Items listed in a dataset
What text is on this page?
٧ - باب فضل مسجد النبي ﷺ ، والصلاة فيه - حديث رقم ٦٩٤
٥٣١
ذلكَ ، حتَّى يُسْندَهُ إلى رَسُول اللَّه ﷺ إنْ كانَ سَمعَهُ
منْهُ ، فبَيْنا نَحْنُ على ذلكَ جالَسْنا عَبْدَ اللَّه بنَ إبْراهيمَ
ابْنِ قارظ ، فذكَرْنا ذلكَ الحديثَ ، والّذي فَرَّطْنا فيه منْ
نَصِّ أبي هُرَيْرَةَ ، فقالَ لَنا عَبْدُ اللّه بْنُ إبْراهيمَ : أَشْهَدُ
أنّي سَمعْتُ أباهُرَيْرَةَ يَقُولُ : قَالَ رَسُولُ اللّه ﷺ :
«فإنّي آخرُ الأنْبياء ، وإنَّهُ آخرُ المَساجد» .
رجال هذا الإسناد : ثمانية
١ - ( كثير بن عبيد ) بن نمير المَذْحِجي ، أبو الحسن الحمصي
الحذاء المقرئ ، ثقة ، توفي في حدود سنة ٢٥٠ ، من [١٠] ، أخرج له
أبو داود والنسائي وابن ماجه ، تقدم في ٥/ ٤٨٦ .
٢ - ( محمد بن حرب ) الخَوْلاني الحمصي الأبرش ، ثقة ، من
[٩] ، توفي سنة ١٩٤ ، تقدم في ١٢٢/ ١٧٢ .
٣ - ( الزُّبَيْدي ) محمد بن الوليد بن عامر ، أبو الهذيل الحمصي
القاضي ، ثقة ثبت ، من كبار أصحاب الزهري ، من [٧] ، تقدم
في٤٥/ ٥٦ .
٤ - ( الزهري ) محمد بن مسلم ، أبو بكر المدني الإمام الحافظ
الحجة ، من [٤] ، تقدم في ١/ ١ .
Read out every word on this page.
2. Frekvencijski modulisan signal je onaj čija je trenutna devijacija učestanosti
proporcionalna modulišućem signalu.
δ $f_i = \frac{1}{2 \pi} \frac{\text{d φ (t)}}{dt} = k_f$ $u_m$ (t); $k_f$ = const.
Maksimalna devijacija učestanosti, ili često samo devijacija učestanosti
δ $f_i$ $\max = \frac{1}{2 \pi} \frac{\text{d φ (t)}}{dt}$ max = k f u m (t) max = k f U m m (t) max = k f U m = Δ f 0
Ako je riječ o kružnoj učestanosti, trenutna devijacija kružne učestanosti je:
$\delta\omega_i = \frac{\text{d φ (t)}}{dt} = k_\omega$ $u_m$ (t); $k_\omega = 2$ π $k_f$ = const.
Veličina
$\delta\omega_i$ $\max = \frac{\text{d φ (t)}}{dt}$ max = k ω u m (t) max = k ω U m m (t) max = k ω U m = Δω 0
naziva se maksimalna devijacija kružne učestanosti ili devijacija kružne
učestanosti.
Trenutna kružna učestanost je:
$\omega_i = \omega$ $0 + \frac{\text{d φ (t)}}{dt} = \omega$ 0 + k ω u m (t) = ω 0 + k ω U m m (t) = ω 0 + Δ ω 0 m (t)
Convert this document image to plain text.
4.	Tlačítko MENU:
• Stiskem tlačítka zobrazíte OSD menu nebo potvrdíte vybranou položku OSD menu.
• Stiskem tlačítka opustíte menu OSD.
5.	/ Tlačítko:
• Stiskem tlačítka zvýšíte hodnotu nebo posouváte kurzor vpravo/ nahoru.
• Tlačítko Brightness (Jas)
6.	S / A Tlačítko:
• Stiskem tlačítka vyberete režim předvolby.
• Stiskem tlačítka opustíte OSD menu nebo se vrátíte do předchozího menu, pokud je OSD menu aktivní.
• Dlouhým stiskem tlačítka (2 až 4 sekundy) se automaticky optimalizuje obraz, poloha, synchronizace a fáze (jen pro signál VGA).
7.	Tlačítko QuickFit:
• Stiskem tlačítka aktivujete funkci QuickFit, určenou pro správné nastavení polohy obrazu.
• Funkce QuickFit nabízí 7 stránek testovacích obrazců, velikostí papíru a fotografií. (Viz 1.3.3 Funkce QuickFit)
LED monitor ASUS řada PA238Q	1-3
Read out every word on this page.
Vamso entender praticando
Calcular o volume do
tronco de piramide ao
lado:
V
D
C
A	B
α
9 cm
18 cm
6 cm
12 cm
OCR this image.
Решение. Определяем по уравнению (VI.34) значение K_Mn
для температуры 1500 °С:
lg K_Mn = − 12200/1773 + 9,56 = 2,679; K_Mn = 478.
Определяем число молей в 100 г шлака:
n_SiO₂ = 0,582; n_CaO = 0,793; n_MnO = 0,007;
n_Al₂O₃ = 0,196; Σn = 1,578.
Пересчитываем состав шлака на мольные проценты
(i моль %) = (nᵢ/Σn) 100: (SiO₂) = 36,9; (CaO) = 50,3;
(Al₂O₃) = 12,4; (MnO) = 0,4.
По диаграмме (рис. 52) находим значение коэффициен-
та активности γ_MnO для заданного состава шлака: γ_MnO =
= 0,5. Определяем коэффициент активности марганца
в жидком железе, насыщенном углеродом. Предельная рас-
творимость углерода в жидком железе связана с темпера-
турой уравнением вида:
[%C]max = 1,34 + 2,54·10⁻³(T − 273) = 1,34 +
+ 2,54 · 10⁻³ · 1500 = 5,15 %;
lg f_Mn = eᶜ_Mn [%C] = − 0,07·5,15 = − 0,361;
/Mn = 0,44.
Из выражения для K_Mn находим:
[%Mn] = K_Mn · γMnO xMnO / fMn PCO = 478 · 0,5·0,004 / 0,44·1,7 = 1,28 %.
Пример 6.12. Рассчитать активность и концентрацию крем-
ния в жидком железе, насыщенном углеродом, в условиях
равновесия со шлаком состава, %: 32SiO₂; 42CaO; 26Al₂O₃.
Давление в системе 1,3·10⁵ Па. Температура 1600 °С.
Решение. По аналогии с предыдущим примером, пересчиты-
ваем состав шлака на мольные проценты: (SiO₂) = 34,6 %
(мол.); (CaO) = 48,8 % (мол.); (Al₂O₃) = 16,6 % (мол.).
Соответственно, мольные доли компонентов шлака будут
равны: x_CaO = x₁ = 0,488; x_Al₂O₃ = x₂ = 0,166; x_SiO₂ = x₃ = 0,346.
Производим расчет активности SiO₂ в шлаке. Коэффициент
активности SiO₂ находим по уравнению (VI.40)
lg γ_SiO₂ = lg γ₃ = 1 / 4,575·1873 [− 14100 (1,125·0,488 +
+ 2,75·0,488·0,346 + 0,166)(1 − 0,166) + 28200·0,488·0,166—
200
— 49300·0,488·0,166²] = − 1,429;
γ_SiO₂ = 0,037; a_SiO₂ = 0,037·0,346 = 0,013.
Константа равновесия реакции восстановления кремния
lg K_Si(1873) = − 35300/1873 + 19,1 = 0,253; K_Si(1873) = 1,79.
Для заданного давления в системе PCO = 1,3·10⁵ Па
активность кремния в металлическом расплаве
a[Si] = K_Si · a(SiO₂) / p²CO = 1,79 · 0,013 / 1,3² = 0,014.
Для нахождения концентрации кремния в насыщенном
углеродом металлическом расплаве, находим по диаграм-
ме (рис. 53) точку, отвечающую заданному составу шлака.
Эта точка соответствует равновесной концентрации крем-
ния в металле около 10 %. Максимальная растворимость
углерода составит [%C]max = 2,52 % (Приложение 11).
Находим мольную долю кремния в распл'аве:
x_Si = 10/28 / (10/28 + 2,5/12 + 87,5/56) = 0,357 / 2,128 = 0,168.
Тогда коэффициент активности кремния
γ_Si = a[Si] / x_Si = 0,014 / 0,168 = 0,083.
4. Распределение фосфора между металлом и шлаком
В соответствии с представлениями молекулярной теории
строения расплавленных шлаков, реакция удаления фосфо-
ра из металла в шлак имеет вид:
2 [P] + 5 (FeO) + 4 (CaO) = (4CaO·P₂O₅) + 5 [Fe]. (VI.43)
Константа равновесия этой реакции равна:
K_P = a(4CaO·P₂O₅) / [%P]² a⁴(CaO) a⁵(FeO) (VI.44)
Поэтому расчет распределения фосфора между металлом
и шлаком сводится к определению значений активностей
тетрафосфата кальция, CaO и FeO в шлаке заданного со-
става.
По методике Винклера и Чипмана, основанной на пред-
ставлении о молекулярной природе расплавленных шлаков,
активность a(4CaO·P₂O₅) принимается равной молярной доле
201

_PROBLEM REQUIREMENTS_. Your answer should be a single number: the count of lines holding the word "железе".

_FINISHED ANSWER_. 3